• _The problem_: Pick out each line of the records in which the word "Indian" appears.

START Data to use

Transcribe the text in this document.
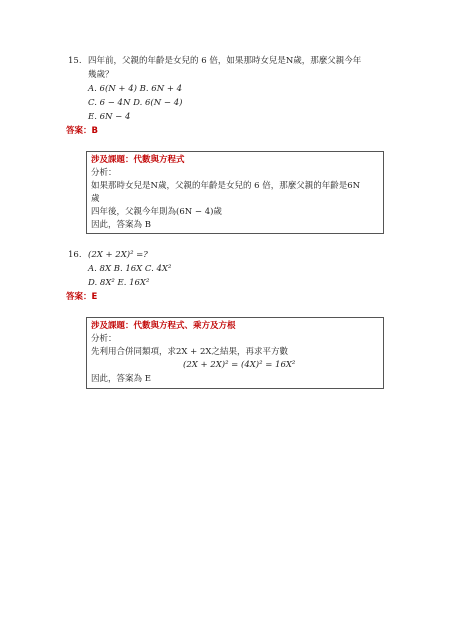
15. 四年前，父親的年齡是女兒的 6 倍，如果那時女兒是N歲，那麼父親今年
幾歲？
A. 6(N + 4) B. 6N + 4
C. 6 − 4N D. 6(N − 4)
E. 6N − 4
答案：B
涉及課題：代數與方程式
分析：
如果那時女兒是N歲，父親的年齡是女兒的 6 倍，那麼父親的年齡是6N
歲
四年後，父親今年則為(6N − 4)歲
因此，答案為 B
16. (2X + 2X)² =?
A. 8X B. 16X C. 4X²
D. 8X² E. 16X²
答案：E
涉及課題：代數與方程式、乘方及方根
分析：
先利用合併同類項，求2X + 2X之結果，再求平方數
(2X + 2X)² = (4X)² = 16X²
因此，答案為 E
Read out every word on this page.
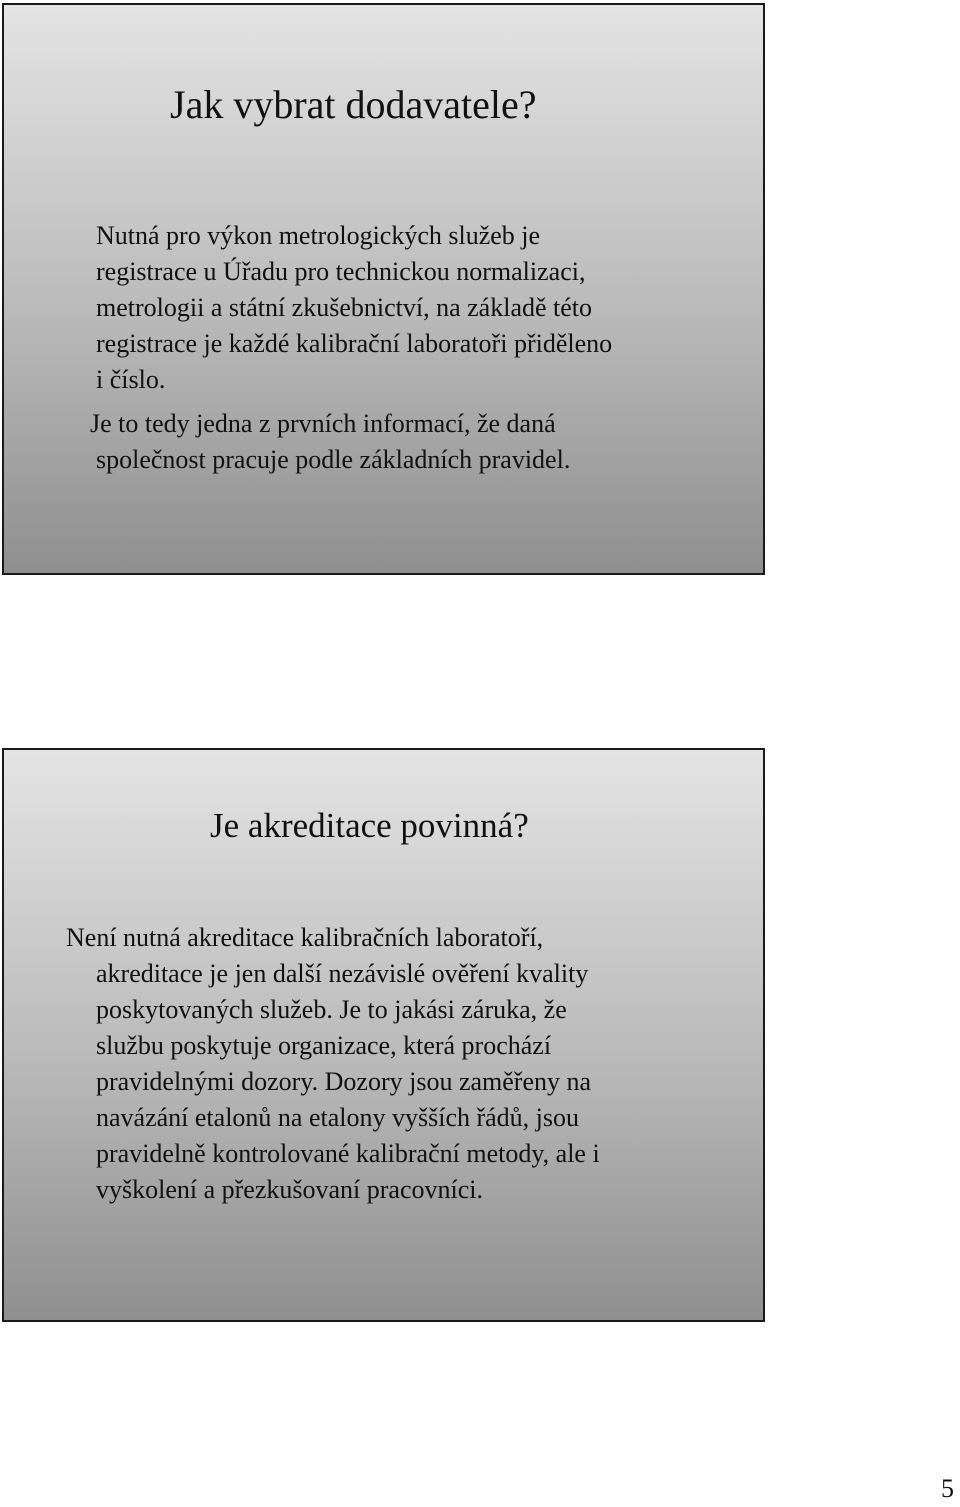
Jak vybrat dodavatele?

Nutná pro výkon metrologických služeb je
registrace u Úřadu pro technickou normalizaci,
metrologii a státní zkušebnictví, na základě této
registrace je každé kalibrační laboratoři přiděleno
i číslo.

Je to tedy jedna z prvních informací, že daná
společnost pracuje podle základních pravidel.

Je akreditace povinná?

Není nutná akreditace kalibračních laboratoří,
akreditace je jen další nezávislé ověření kvality
poskytovaných služeb. Je to jakási záruka, že
službu poskytuje organizace, která prochází
pravidelnými dozory. Dozory jsou zaměřeny na
navázání etalonů na etalony vyšších řádů, jsou
pravidelně kontrolované kalibrační metody, ale i
vyškolení a přezkušovaní pracovníci.

5
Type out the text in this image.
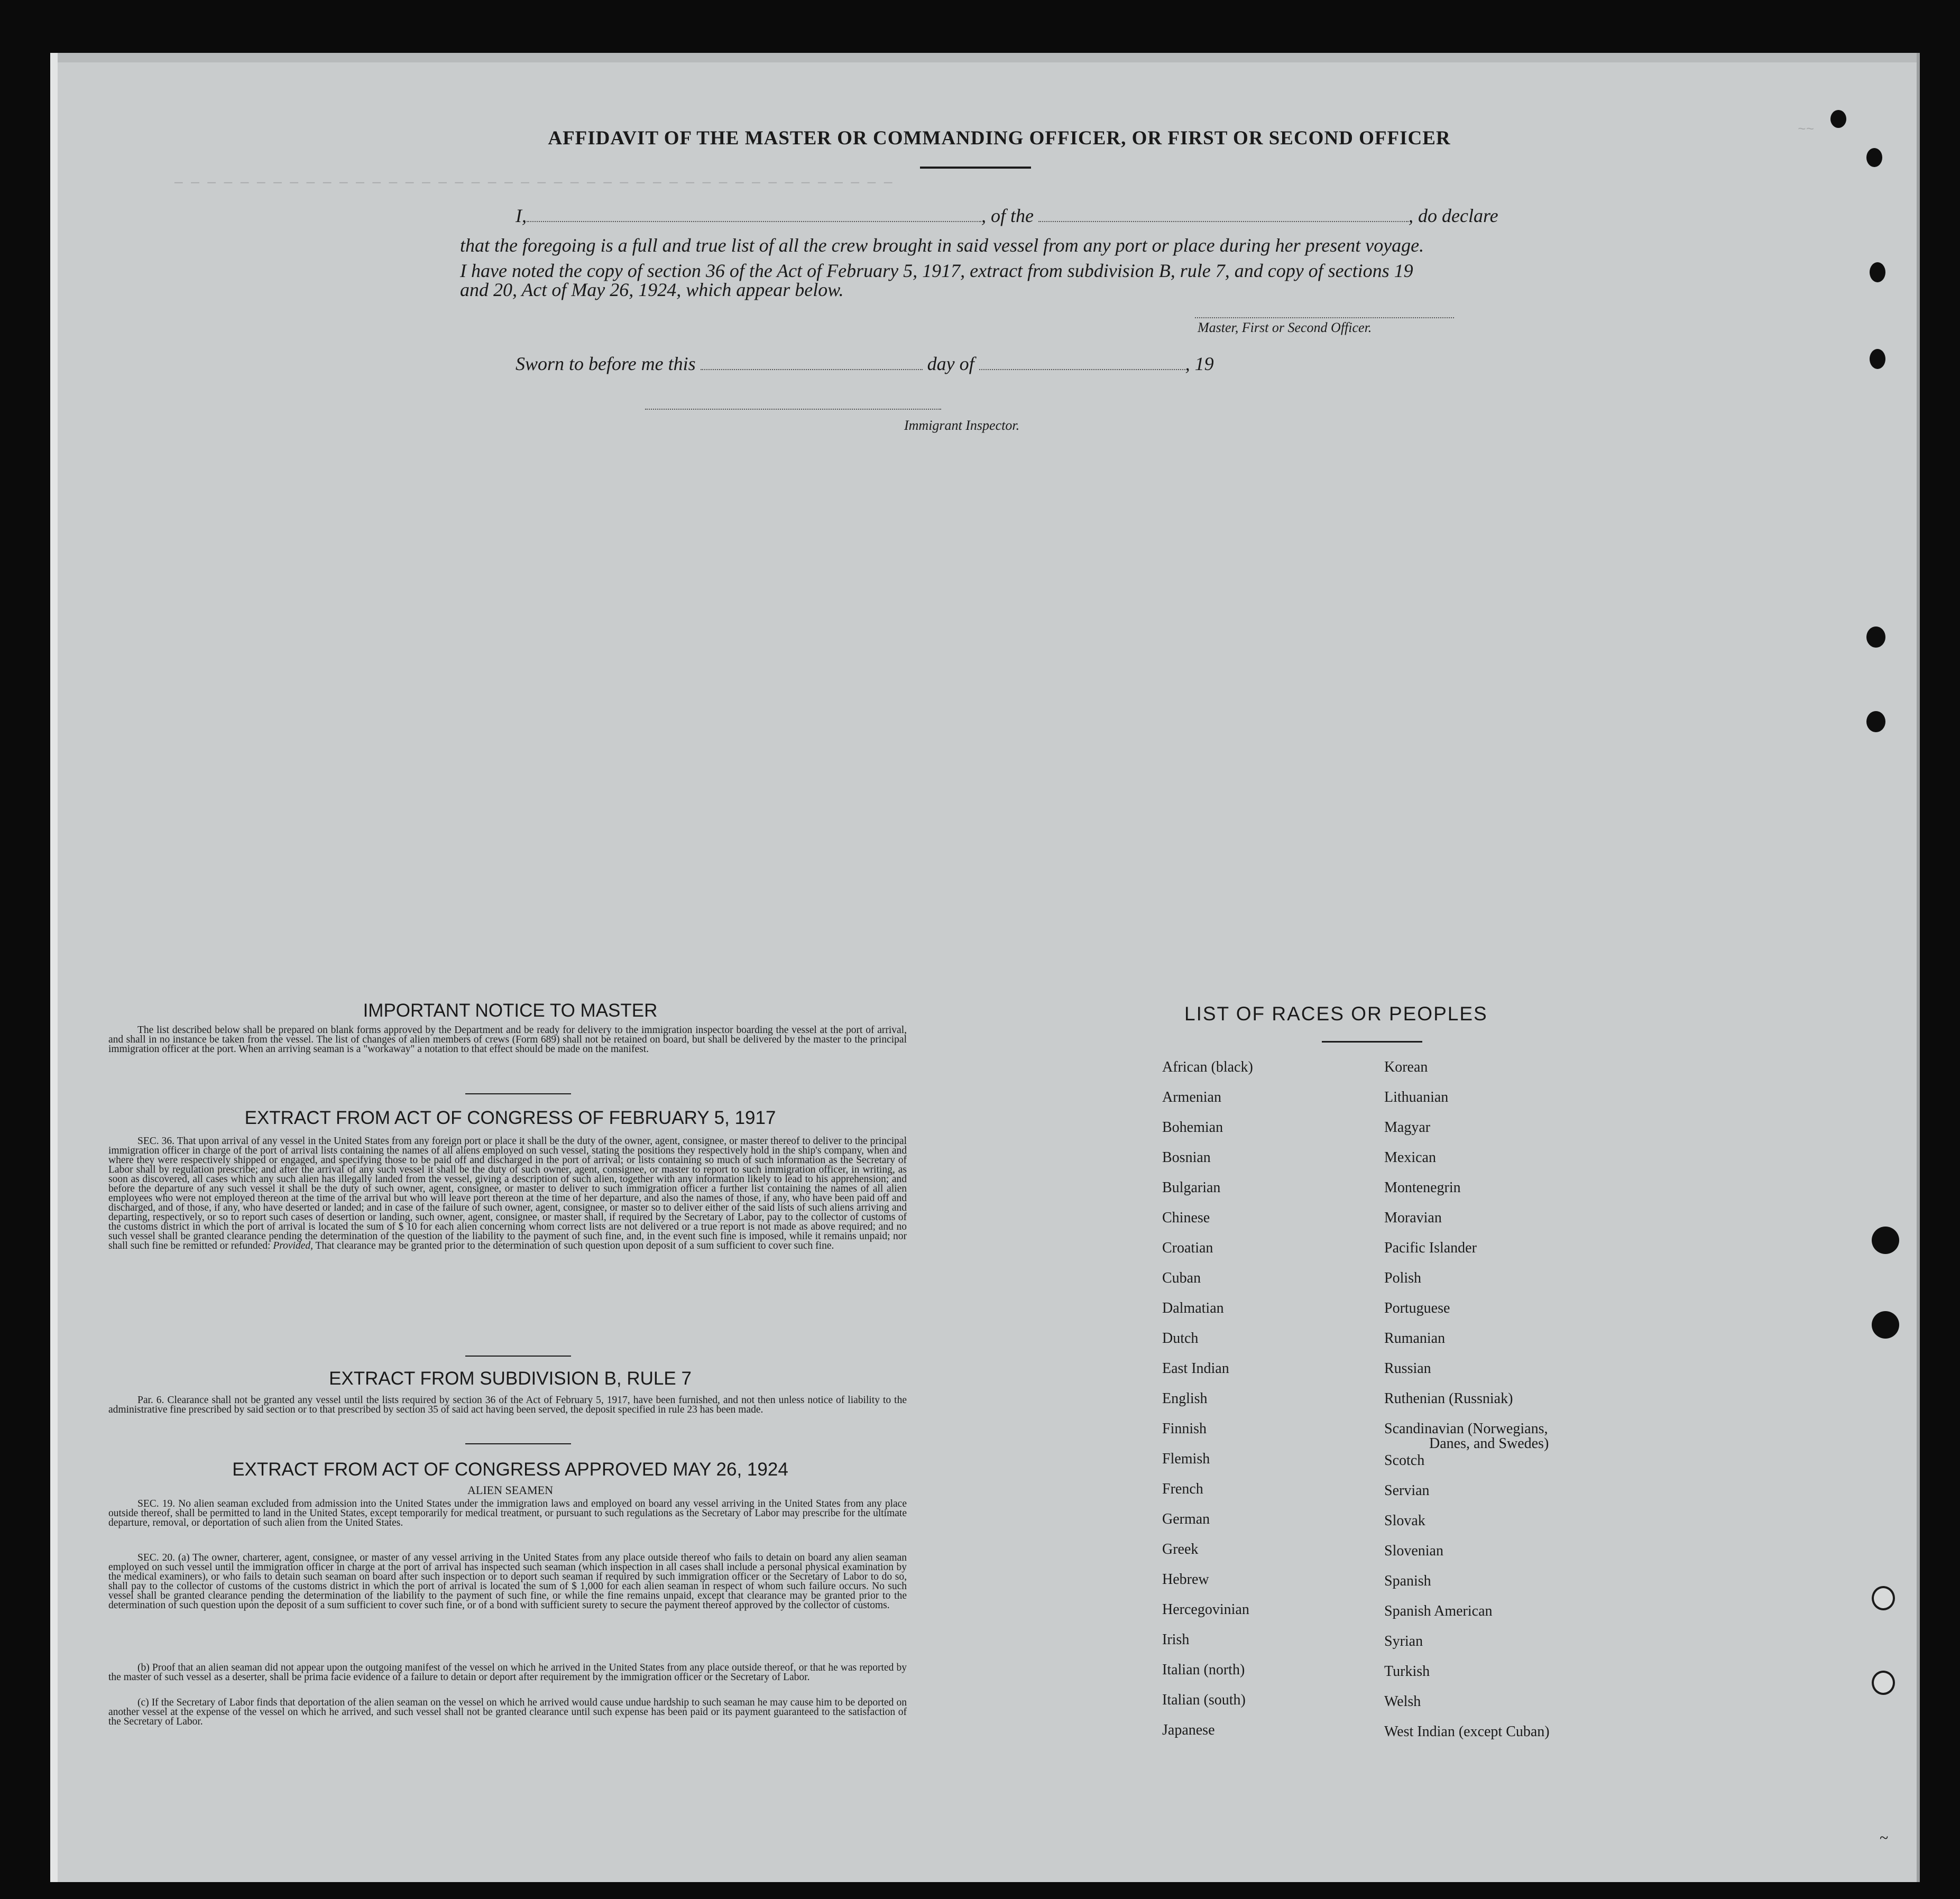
~~
— — — — — — — — — — — — — — — — — — — — — — — — — — — — — — — — — — — — — — — — — — — —
AFFIDAVIT OF THE MASTER OR COMMANDING OFFICER, OR FIRST OR SECOND OFFICER
I,	, of the	, do declare
that the foregoing is a full and true list of all the crew brought in said vessel from any port or place during her present voyage.
I have noted the copy of section 36 of the Act of February 5, 1917, extract from subdivision B, rule 7, and copy of sections 19
and 20, Act of May 26, 1924, which appear below.
Master, First or Second Officer.
Sworn to before me this	day of	, 19
Immigrant Inspector.
IMPORTANT NOTICE TO MASTER
The list described below shall be prepared on blank forms approved by the Department and be ready for delivery to the immigration inspector boarding the vessel at the port of arrival, and shall in no instance be taken from the vessel. The list of changes of alien members of crews (Form 689) shall not be retained on board, but shall be delivered by the master to the principal immigration officer at the port. When an arriving seaman is a "workaway" a notation to that effect should be made on the manifest.
EXTRACT FROM ACT OF CONGRESS OF FEBRUARY 5, 1917
SEC. 36. That upon arrival of any vessel in the United States from any foreign port or place it shall be the duty of the owner, agent, consignee, or master thereof to deliver to the principal immigration officer in charge of the port of arrival lists containing the names of all aliens employed on such vessel, stating the positions they respectively hold in the ship's company, when and where they were respectively shipped or engaged, and specifying those to be paid off and discharged in the port of arrival; or lists containing so much of such information as the Secretary of Labor shall by regulation prescribe; and after the arrival of any such vessel it shall be the duty of such owner, agent, consignee, or master to report to such immigration officer, in writing, as soon as discovered, all cases which any such alien has illegally landed from the vessel, giving a description of such alien, together with any information likely to lead to his apprehension; and before the departure of any such vessel it shall be the duty of such owner, agent, consignee, or master to deliver to such immigration officer a further list containing the names of all alien employees who were not employed thereon at the time of the arrival but who will leave port thereon at the time of her departure, and also the names of those, if any, who have been paid off and discharged, and of those, if any, who have deserted or landed; and in case of the failure of such owner, agent, consignee, or master so to deliver either of the said lists of such aliens arriving and departing, respectively, or so to report such cases of desertion or landing, such owner, agent, consignee, or master shall, if required by the Secretary of Labor, pay to the collector of customs of the customs district in which the port of arrival is located the sum of $ 10 for each alien concerning whom correct lists are not delivered or a true report is not made as above required; and no such vessel shall be granted clearance pending the determination of the question of the liability to the payment of such fine, and, in the event such fine is imposed, while it remains unpaid; nor shall such fine be remitted or refunded: Provided, That clearance may be granted prior to the determination of such question upon deposit of a sum sufficient to cover such fine.
EXTRACT FROM SUBDIVISION B, RULE 7
Par. 6. Clearance shall not be granted any vessel until the lists required by section 36 of the Act of February 5, 1917, have been furnished, and not then unless notice of liability to the administrative fine prescribed by said section or to that prescribed by section 35 of said act having been served, the deposit specified in rule 23 has been made.
EXTRACT FROM ACT OF CONGRESS APPROVED MAY 26, 1924
ALIEN SEAMEN
SEC. 19. No alien seaman excluded from admission into the United States under the immigration laws and employed on board any vessel arriving in the United States from any place outside thereof, shall be permitted to land in the United States, except temporarily for medical treatment, or pursuant to such regulations as the Secretary of Labor may prescribe for the ultimate departure, removal, or deportation of such alien from the United States.
SEC. 20. (a) The owner, charterer, agent, consignee, or master of any vessel arriving in the United States from any place outside thereof who fails to detain on board any alien seaman employed on such vessel until the immigration officer in charge at the port of arrival has inspected such seaman (which inspection in all cases shall include a personal physical examination by the medical examiners), or who fails to detain such seaman on board after such inspection or to deport such seaman if required by such immigration officer or the Secretary of Labor to do so, shall pay to the collector of customs of the customs district in which the port of arrival is located the sum of $ 1,000 for each alien seaman in respect of whom such failure occurs. No such vessel shall be granted clearance pending the determination of the liability to the payment of such fine, or while the fine remains unpaid, except that clearance may be granted prior to the determination of such question upon the deposit of a sum sufficient to cover such fine, or of a bond with sufficient surety to secure the payment thereof approved by the collector of customs.
(b) Proof that an alien seaman did not appear upon the outgoing manifest of the vessel on which he arrived in the United States from any place outside thereof, or that he was reported by the master of such vessel as a deserter, shall be prima facie evidence of a failure to detain or deport after requirement by the immigration officer or the Secretary of Labor.
(c) If the Secretary of Labor finds that deportation of the alien seaman on the vessel on which he arrived would cause undue hardship to such seaman he may cause him to be deported on another vessel at the expense of the vessel on which he arrived, and such vessel shall not be granted clearance until such expense has been paid or its payment guaranteed to the satisfaction of the Secretary of Labor.
LIST OF RACES OR PEOPLES
African (black)
Armenian
Bohemian
Bosnian
Bulgarian
Chinese
Croatian
Cuban
Dalmatian
Dutch
East Indian
English
Finnish
Flemish
French
German
Greek
Hebrew
Hercegovinian
Irish
Italian (north)
Italian (south)
Japanese
Korean
Lithuanian
Magyar
Mexican
Montenegrin
Moravian
Pacific Islander
Polish
Portuguese
Rumanian
Russian
Ruthenian (Russniak)
Scandinavian (Norwegians,
Scotch
Servian
Slovak
Slovenian
Spanish
Spanish American
Syrian
Turkish
Welsh
West Indian (except Cuban)
Danes, and Swedes)
~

END Data to use

• _Task solution_:
East Indian
West Indian (except Cuban)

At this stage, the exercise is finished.